CONSIGNE ::
Recopiez telles quelles les lignes suivantes : commencez à celle qui contient "- scrollbar[interactable]: [820, 253, 823, 567]" et arrêtez-vous après celle qui contient "- setting-value-field[interactable]: Auto: [546, 204, 792, 228]".

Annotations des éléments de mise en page
>>>>>

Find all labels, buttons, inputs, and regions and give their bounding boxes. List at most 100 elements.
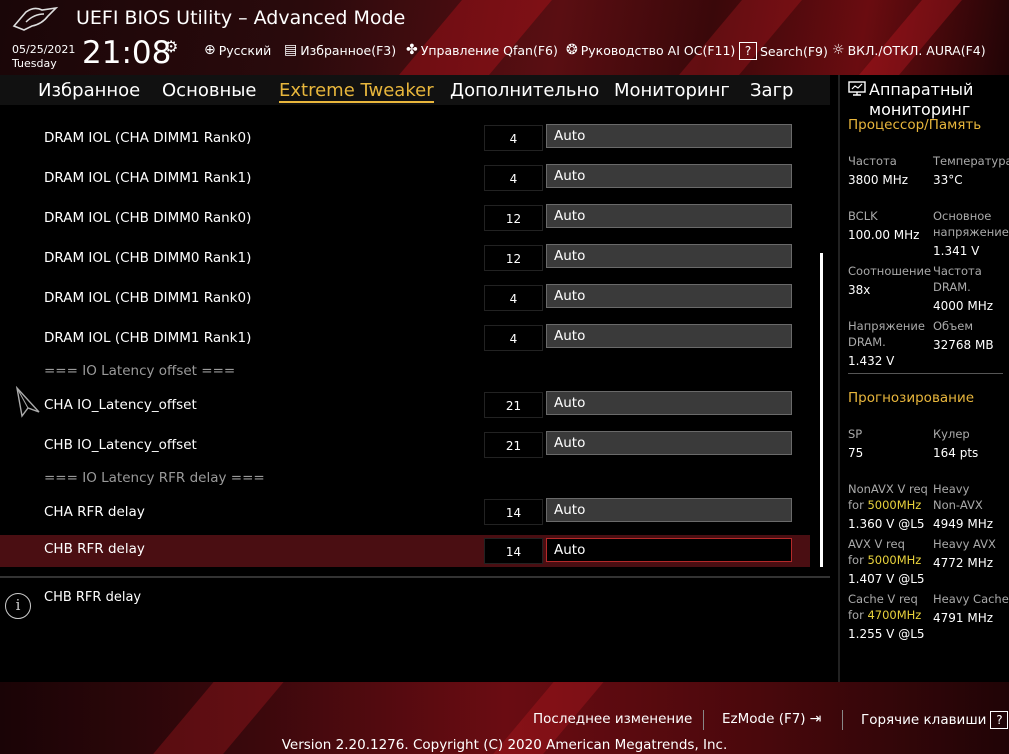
- scrollbar[interactable]: [820, 253, 823, 567]
- tab-boot[interactable]: Загр: [750, 80, 793, 101]
- language-label: Русский: [218, 42, 272, 58]
- setting-value-field[interactable]: Auto: [546, 244, 792, 268]
- monitor-title: Аппаратный мониторинг: [869, 80, 974, 119]
- copyright-text: Version 2.20.1276. Copyright (C) 2020 Am…: [281, 737, 728, 753]
- heavy-avx-value: 4772 MHz: [933, 556, 994, 570]
- setting-label: DRAM IOL (CHB DIMM0 Rank0): [44, 210, 252, 226]
- day-display: Tuesday: [12, 57, 57, 70]
- setting-row[interactable]: DRAM IOL (CHB DIMM1 Rank0) 4 Auto: [0, 284, 810, 316]
- setting-current-value: 12: [484, 245, 543, 271]
- dram-freq-label: Частота DRAM.: [933, 264, 982, 294]
- avx-value: 1.407 V @L5: [848, 572, 925, 586]
- tab-favorites[interactable]: Избранное: [38, 80, 140, 101]
- setting-row[interactable]: DRAM IOL (CHB DIMM1 Rank1) 4 Auto: [0, 324, 810, 356]
- aura-icon: ☼: [832, 42, 845, 58]
- setting-value-field[interactable]: Auto: [546, 204, 792, 228]
- setting-label: DRAM IOL (CHB DIMM1 Rank1): [44, 330, 252, 346]
- gear-icon[interactable]: ⚙: [164, 37, 178, 56]
- capacity-label: Объем: [933, 319, 974, 333]
- tab-monitor[interactable]: Мониторинг: [614, 80, 730, 101]
- aura-button[interactable]: ☼ ВКЛ./ОТКЛ. AURA(F4): [832, 42, 986, 58]
- temp-value: 33°C: [933, 173, 963, 187]
- globe-icon: ⊕: [204, 42, 216, 58]
- ai-oc-icon: ❂: [566, 42, 578, 58]
- setting-row-selected[interactable]: CHB RFR delay 14 Auto: [0, 535, 810, 567]
- setting-row[interactable]: DRAM IOL (CHA DIMM1 Rank0) 4 Auto: [0, 124, 810, 156]
- setting-value-field[interactable]: Auto: [546, 431, 792, 455]
- setting-row[interactable]: DRAM IOL (CHB DIMM0 Rank0) 12 Auto: [0, 204, 810, 236]
- qfan-button[interactable]: ✤ Управление Qfan(F6): [406, 42, 558, 58]
- setting-label: CHB IO_Latency_offset: [44, 437, 197, 453]
- header-bar: UEFI BIOS Utility – Advanced Mode 05/25/…: [0, 0, 1009, 75]
- footer-separator: [703, 710, 704, 730]
- help-key-icon: ?: [990, 711, 1009, 729]
- ai-oc-label: Руководство AI OC(F11): [580, 42, 736, 58]
- qfan-label: Управление Qfan(F6): [420, 42, 558, 58]
- aura-label: ВКЛ./ОТКЛ. AURA(F4): [847, 42, 986, 58]
- help-text: CHB RFR delay: [44, 590, 142, 605]
- cooler-label: Кулер: [933, 427, 970, 441]
- exit-arrow-icon: ⇥: [809, 711, 822, 727]
- cache-value: 1.255 V @L5: [848, 627, 925, 641]
- setting-label: DRAM IOL (CHB DIMM1 Rank0): [44, 290, 252, 306]
- tab-extreme-tweaker[interactable]: Extreme Tweaker: [279, 80, 434, 103]
- core-voltage-label: Основное напряжение: [933, 209, 1009, 239]
- avx-for-line: for 5000MHz: [848, 553, 922, 567]
- setting-label: DRAM IOL (CHB DIMM0 Rank1): [44, 250, 252, 266]
- dram-voltage-value: 1.432 V: [848, 354, 895, 368]
- setting-row[interactable]: DRAM IOL (CHA DIMM1 Rank1) 4 Auto: [0, 164, 810, 196]
- setting-value-field[interactable]: Auto: [546, 124, 792, 148]
- ai-oc-button[interactable]: ❂ Руководство AI OC(F11): [566, 42, 735, 58]
- hotkeys-label: Горячие клавиши: [861, 712, 987, 728]
- heavy-cache-label: Heavy Cache: [933, 592, 1009, 606]
- capacity-value: 32768 MB: [933, 338, 994, 352]
- search-button[interactable]: ? Search(F9): [739, 42, 828, 60]
- freq-label: Частота: [848, 154, 897, 168]
- setting-current-value: 4: [484, 325, 543, 351]
- core-voltage-value: 1.341 V: [933, 244, 980, 258]
- setting-value-field[interactable]: Auto: [546, 284, 792, 308]
- prediction-section: Прогнозирование: [848, 390, 975, 406]
- cpu-memory-section: Процессор/Память: [848, 117, 982, 133]
- nonavx-for-line: for 5000MHz: [848, 498, 922, 512]
- last-change-button[interactable]: Последнее изменение: [533, 711, 692, 727]
- favorites-button[interactable]: ▤ Избранное(F3): [284, 42, 396, 58]
- monitor-separator: [848, 373, 1003, 374]
- setting-label: DRAM IOL (CHA DIMM1 Rank0): [44, 130, 252, 146]
- setting-value-field[interactable]: Auto: [546, 164, 792, 188]
- setting-value-field[interactable]: Auto: [546, 391, 792, 415]
- setting-value-field[interactable]: Auto: [546, 324, 792, 348]
- setting-row[interactable]: CHA RFR delay 14 Auto: [0, 498, 810, 530]
- setting-value-field[interactable]: Auto: [546, 498, 792, 522]
- setting-row[interactable]: CHB IO_Latency_offset 21 Auto: [0, 431, 810, 463]
- cache-label: Cache V req: [848, 592, 918, 606]
- setting-label: DRAM IOL (CHA DIMM1 Rank1): [44, 170, 252, 186]
- setting-row[interactable]: DRAM IOL (CHB DIMM0 Rank1) 12 Auto: [0, 244, 810, 276]
- mouse-cursor-icon: [15, 386, 40, 418]
- tab-advanced[interactable]: Дополнительно: [450, 80, 599, 101]
- avx-label: AVX V req: [848, 537, 905, 551]
- footer-bar: Последнее изменение EzMode (F7) ⇥ Горячи…: [0, 682, 1009, 754]
- ezmode-button[interactable]: EzMode (F7) ⇥: [722, 711, 821, 727]
- app-title: UEFI BIOS Utility – Advanced Mode: [76, 7, 406, 29]
- tab-main[interactable]: Основные: [162, 80, 257, 101]
- setting-value-field[interactable]: Auto: [546, 538, 792, 562]
- cache-for-line: for 4700MHz: [848, 608, 922, 622]
- language-button[interactable]: ⊕ Русский: [204, 42, 271, 58]
- info-icon: i: [5, 593, 31, 619]
- search-label: Search(F9): [760, 43, 828, 59]
- nonavx-value: 1.360 V @L5: [848, 517, 925, 531]
- favorites-icon: ▤: [284, 42, 298, 58]
- setting-current-value: 14: [484, 499, 543, 525]
- setting-current-value: 4: [484, 165, 543, 191]
- hotkeys-button[interactable]: Горячие клавиши ?: [861, 711, 1009, 729]
- setting-label: CHA IO_Latency_offset: [44, 397, 197, 413]
- setting-current-value: 21: [484, 392, 543, 418]
- heavy-nonavx-value: 4949 MHz: [933, 517, 994, 531]
- monitor-icon: [848, 81, 866, 96]
- nonavx-label: NonAVX V req: [848, 482, 928, 496]
- footer-separator: [842, 710, 843, 730]
- setting-label: CHA RFR delay: [44, 504, 145, 520]
- bclk-value: 100.00 MHz: [848, 228, 920, 242]
- setting-row[interactable]: CHA IO_Latency_offset 21 Auto: [0, 391, 810, 423]
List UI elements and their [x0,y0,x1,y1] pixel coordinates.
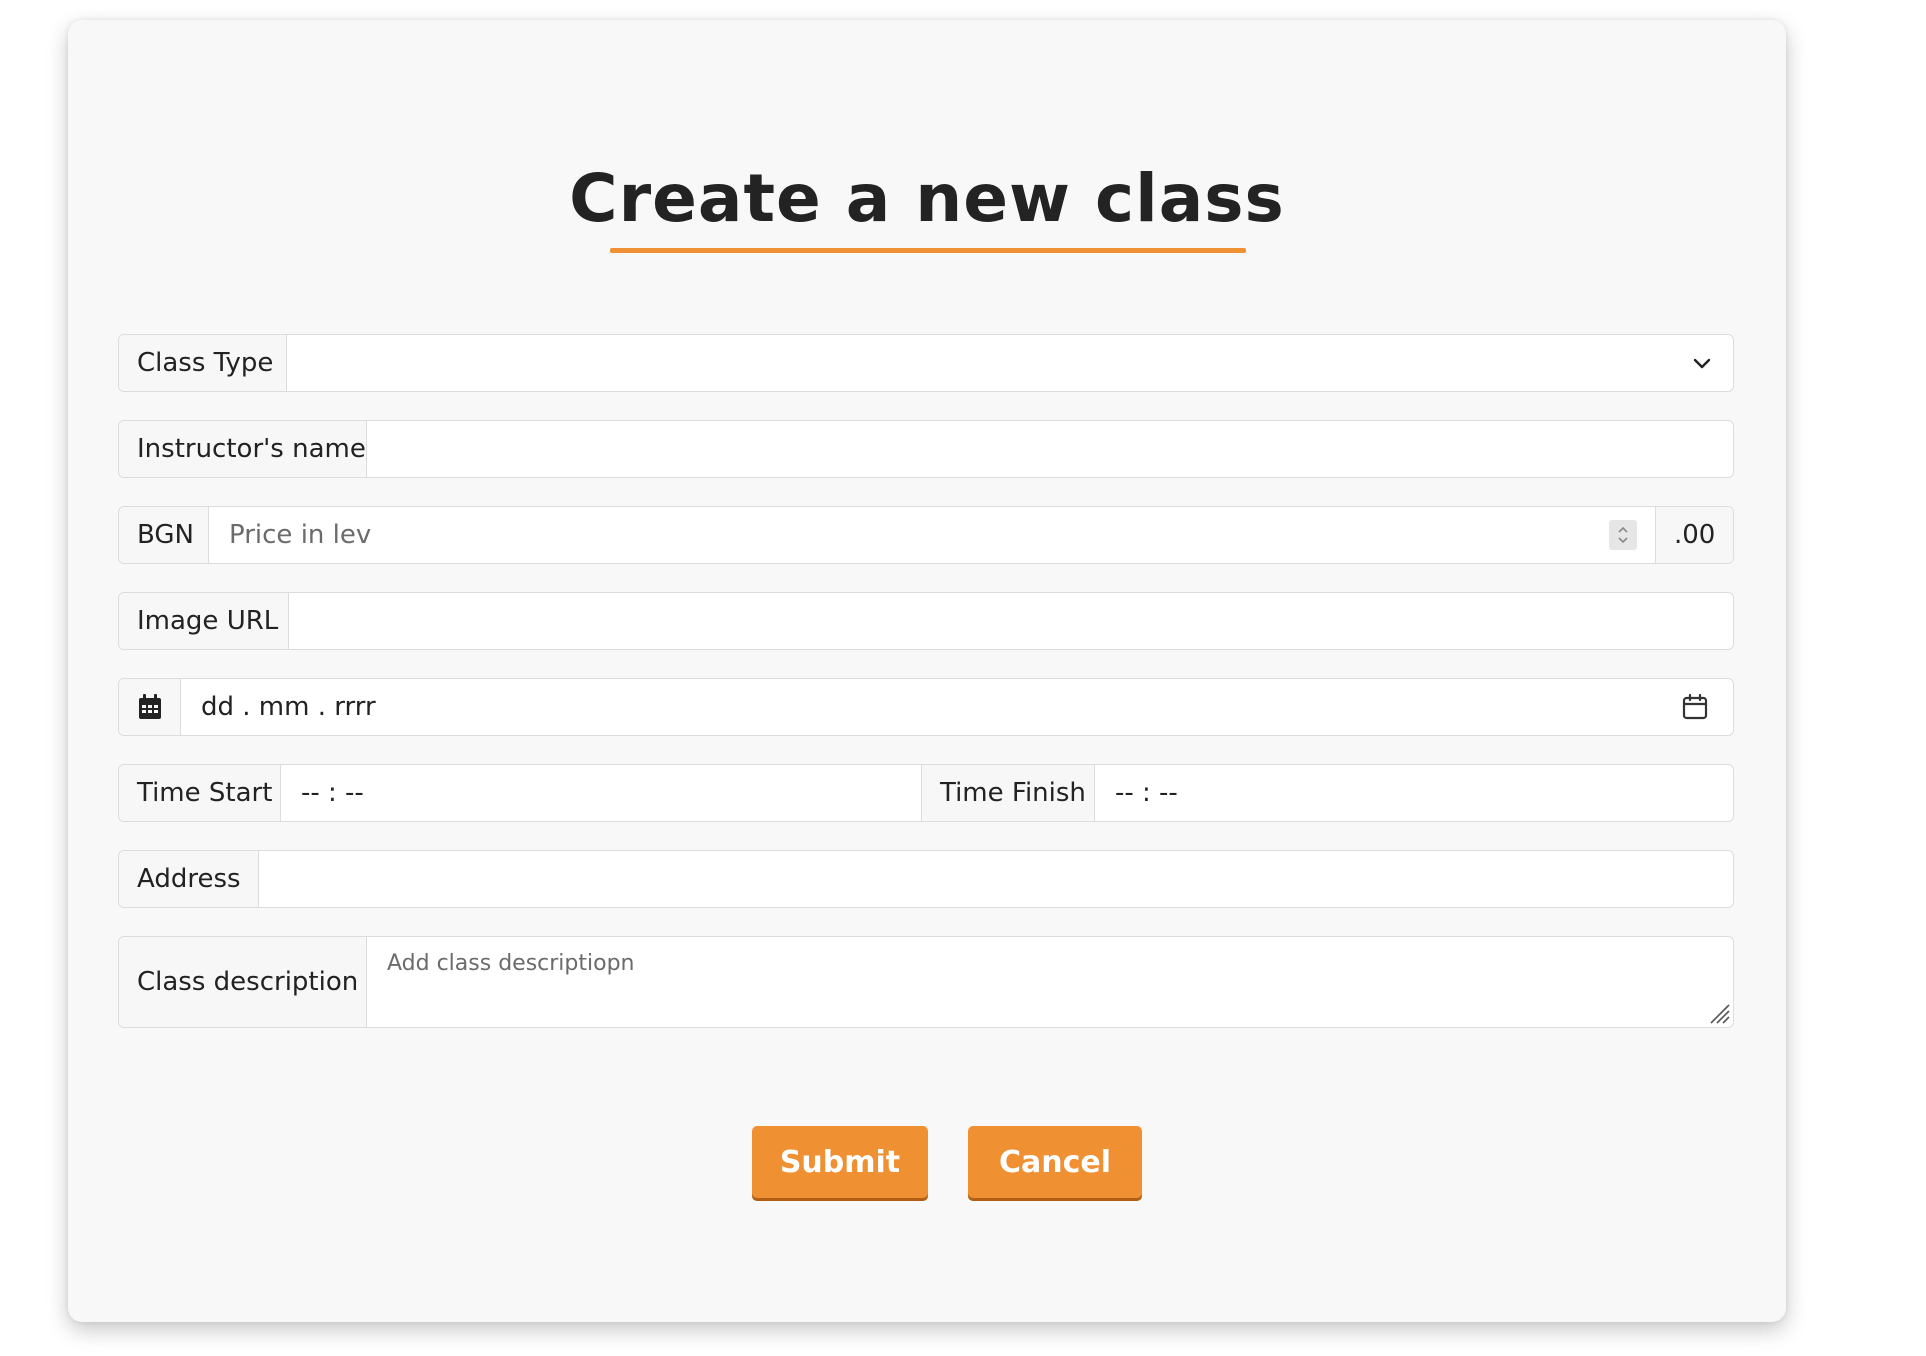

<<<<<

CORRIGÉ ::
- scrollbar[interactable]: [820, 253, 823, 567]
- tab-boot[interactable]: Загр: [750, 80, 793, 101]
- language-label: Русский: [218, 42, 272, 58]
- setting-value-field[interactable]: Auto: [546, 244, 792, 268]
- monitor-title: Аппаратный мониторинг: [869, 80, 974, 119]
- copyright-text: Version 2.20.1276. Copyright (C) 2020 Am…: [281, 737, 728, 753]
- heavy-avx-value: 4772 MHz: [933, 556, 994, 570]
- setting-label: DRAM IOL (CHB DIMM0 Rank0): [44, 210, 252, 226]
- day-display: Tuesday: [12, 57, 57, 70]
- setting-row[interactable]: DRAM IOL (CHB DIMM1 Rank0) 4 Auto: [0, 284, 810, 316]
- setting-current-value: 12: [484, 245, 543, 271]
- dram-freq-label: Частота DRAM.: [933, 264, 982, 294]
- avx-value: 1.407 V @L5: [848, 572, 925, 586]
- tab-favorites[interactable]: Избранное: [38, 80, 140, 101]
- setting-row[interactable]: DRAM IOL (CHB DIMM1 Rank1) 4 Auto: [0, 324, 810, 356]
- aura-icon: ☼: [832, 42, 845, 58]
- setting-value-field[interactable]: Auto: [546, 204, 792, 228]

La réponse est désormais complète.